-- START Dataset content --
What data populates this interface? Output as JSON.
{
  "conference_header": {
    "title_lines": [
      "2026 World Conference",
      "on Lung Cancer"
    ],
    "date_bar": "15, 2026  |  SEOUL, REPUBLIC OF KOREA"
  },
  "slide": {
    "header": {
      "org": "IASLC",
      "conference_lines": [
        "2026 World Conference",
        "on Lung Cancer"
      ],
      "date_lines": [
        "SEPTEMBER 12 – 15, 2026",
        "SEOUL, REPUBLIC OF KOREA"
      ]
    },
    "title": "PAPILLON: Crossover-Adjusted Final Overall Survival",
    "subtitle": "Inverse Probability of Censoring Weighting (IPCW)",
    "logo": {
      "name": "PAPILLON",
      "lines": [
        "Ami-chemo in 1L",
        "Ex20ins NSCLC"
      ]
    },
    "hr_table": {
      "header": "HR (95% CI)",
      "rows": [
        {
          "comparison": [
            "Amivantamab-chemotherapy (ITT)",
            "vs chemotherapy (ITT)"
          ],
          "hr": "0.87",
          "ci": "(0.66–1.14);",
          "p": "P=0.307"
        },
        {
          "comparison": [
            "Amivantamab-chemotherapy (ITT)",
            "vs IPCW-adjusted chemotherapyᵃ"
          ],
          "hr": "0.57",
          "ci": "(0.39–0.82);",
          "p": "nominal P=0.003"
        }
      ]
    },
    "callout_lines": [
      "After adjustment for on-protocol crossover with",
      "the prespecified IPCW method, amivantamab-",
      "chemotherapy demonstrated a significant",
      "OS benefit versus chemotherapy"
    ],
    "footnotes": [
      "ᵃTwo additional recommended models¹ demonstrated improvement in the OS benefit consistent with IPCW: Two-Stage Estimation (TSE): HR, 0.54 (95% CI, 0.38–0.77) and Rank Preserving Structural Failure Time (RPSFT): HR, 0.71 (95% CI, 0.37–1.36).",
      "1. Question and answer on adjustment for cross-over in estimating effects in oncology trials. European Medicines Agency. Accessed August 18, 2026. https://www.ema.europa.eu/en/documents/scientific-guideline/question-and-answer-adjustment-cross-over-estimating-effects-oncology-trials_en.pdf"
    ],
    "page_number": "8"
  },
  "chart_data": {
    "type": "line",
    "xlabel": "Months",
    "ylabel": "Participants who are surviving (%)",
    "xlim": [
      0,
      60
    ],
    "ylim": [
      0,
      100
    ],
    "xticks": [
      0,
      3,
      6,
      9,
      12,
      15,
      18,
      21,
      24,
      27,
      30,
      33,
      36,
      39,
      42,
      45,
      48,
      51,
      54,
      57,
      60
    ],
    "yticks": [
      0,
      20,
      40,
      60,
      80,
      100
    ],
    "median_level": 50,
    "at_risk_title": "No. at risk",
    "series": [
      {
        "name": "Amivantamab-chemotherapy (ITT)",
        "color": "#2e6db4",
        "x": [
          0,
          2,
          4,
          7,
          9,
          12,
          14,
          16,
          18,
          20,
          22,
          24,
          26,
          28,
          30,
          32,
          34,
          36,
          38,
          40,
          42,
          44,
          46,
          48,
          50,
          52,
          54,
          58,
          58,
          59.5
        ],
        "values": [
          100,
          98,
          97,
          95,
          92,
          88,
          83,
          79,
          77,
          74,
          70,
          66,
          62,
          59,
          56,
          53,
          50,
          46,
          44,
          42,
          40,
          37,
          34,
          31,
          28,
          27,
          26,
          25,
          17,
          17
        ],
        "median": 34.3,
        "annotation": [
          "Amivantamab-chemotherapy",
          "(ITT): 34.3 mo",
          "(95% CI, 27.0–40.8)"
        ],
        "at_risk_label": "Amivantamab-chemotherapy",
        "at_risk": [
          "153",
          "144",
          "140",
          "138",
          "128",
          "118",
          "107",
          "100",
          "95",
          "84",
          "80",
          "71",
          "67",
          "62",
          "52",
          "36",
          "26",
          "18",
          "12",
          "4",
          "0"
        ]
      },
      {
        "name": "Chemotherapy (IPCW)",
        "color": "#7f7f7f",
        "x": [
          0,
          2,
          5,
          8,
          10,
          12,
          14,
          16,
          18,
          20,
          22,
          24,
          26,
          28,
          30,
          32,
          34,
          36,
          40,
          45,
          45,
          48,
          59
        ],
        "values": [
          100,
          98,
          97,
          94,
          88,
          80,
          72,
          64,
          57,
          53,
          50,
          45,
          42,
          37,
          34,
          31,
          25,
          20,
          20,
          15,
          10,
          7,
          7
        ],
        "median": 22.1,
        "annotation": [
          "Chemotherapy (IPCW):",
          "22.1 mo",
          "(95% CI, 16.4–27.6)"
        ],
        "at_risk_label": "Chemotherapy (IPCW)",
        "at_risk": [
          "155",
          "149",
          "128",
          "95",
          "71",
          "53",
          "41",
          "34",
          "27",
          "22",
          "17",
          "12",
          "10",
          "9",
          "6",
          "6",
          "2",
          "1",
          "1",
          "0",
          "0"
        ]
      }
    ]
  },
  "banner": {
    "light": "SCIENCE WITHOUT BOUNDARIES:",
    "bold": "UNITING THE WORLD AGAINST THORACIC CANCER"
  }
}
-- END Dataset content --
- **Exercise instructions**: In the entries above, find lines with "adjustment" and copy each.

- **Worked answer**:
      "After adjustment for on-protocol crossover with",
      "1. Question and answer on adjustment for cross-over in estimating effects in oncology trials. European Medicines Agency. Accessed August 18, 2026. https://www.ema.europa.eu/en/documents/scientific-guideline/question-and-answer-adjustment-cross-over-estimating-effects-oncology-trials_en.pdf"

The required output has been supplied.